Records excerpted from a collection:
--

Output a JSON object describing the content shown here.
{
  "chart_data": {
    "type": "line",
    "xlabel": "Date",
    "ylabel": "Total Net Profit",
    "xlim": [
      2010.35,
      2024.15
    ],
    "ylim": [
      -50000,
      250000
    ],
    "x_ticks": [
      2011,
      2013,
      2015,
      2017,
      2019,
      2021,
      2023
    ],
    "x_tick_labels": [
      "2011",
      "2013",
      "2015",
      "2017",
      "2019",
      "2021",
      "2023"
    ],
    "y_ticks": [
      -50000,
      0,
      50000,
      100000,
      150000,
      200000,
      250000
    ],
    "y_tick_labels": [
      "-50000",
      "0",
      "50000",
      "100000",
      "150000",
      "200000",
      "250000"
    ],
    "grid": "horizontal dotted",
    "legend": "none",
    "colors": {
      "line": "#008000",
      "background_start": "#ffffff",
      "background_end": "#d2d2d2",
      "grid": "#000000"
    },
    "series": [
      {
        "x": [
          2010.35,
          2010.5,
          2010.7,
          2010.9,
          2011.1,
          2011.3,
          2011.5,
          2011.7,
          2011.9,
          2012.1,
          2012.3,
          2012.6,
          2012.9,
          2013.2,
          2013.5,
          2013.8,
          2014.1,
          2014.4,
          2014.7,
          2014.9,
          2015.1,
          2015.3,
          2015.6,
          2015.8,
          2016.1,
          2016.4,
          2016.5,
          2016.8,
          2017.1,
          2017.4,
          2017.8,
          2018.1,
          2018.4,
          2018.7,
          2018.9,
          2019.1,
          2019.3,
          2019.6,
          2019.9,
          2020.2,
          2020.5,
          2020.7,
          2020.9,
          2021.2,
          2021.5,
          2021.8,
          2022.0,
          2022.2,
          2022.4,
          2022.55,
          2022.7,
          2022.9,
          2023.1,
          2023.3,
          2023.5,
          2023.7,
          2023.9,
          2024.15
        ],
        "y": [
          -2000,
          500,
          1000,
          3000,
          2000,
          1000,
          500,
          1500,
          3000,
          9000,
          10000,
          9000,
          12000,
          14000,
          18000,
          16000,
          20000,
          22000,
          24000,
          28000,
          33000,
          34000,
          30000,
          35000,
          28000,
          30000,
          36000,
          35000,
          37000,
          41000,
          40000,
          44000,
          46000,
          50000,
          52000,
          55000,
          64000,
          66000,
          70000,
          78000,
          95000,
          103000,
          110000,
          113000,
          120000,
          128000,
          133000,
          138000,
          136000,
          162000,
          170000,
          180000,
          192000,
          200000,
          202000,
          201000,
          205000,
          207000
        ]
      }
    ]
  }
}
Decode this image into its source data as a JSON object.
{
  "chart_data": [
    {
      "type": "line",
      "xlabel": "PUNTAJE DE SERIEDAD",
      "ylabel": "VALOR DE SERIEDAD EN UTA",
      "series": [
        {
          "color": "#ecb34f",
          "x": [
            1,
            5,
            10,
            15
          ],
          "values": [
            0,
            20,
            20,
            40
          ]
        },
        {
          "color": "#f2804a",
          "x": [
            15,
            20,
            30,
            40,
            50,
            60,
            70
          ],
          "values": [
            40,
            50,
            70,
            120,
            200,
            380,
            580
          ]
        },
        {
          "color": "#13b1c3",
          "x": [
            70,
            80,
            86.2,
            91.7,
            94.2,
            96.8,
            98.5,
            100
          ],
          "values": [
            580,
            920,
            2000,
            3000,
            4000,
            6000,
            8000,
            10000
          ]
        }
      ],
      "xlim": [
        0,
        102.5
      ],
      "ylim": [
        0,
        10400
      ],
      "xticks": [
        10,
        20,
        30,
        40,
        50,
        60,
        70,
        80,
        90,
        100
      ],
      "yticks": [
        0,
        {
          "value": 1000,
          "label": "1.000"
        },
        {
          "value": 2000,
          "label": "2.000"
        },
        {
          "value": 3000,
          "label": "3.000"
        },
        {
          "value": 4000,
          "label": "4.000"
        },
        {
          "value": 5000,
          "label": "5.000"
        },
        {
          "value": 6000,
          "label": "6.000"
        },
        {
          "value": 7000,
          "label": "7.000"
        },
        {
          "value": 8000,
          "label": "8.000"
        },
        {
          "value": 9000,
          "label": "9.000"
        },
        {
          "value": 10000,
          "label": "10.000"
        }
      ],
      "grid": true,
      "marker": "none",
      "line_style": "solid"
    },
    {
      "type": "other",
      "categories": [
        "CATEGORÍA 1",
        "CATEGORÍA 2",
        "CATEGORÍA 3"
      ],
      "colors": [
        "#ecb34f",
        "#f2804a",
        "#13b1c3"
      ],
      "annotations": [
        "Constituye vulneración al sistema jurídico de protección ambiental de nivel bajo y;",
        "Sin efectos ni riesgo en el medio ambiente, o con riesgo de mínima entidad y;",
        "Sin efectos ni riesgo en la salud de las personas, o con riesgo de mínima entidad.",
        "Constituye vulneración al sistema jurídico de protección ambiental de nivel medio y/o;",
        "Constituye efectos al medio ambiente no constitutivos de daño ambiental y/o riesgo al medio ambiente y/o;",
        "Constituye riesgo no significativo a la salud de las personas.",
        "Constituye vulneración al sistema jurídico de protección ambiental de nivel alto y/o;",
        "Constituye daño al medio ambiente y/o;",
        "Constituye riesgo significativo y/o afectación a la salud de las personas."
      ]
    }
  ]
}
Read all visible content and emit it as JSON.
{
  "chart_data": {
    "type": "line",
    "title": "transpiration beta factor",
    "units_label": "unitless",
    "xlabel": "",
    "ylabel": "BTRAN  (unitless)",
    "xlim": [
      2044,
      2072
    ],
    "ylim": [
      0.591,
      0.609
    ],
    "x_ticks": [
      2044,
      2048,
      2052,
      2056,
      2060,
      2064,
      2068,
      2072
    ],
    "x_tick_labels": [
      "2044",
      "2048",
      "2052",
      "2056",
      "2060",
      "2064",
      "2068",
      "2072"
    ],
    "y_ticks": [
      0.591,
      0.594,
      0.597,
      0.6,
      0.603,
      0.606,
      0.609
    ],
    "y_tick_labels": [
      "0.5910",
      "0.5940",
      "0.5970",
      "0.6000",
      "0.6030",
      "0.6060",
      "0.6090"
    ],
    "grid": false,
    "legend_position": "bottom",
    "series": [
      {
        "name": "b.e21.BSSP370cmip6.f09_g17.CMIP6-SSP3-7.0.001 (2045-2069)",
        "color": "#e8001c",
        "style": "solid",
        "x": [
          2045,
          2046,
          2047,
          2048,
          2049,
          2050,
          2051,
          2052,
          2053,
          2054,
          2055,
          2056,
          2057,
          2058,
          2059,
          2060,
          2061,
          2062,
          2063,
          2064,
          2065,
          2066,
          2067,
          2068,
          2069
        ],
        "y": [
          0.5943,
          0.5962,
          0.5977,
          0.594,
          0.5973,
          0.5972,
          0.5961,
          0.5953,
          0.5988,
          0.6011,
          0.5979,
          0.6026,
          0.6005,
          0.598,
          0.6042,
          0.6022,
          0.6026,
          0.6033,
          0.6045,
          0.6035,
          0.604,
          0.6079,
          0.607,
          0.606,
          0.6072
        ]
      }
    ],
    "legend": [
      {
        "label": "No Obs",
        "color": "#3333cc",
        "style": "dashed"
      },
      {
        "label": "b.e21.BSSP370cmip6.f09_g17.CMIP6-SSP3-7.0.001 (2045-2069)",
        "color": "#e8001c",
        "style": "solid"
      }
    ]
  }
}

--

SET PROBLEM:
Report all lines of the data that include the word "jurídico".

FINAL RESULT:
        "Constituye vulneración al sistema jurídico de protección ambiental de nivel bajo y;",
        "Constituye vulneración al sistema jurídico de protección ambiental de nivel medio y/o;",
        "Constituye vulneración al sistema jurídico de protección ambiental de nivel alto y/o;",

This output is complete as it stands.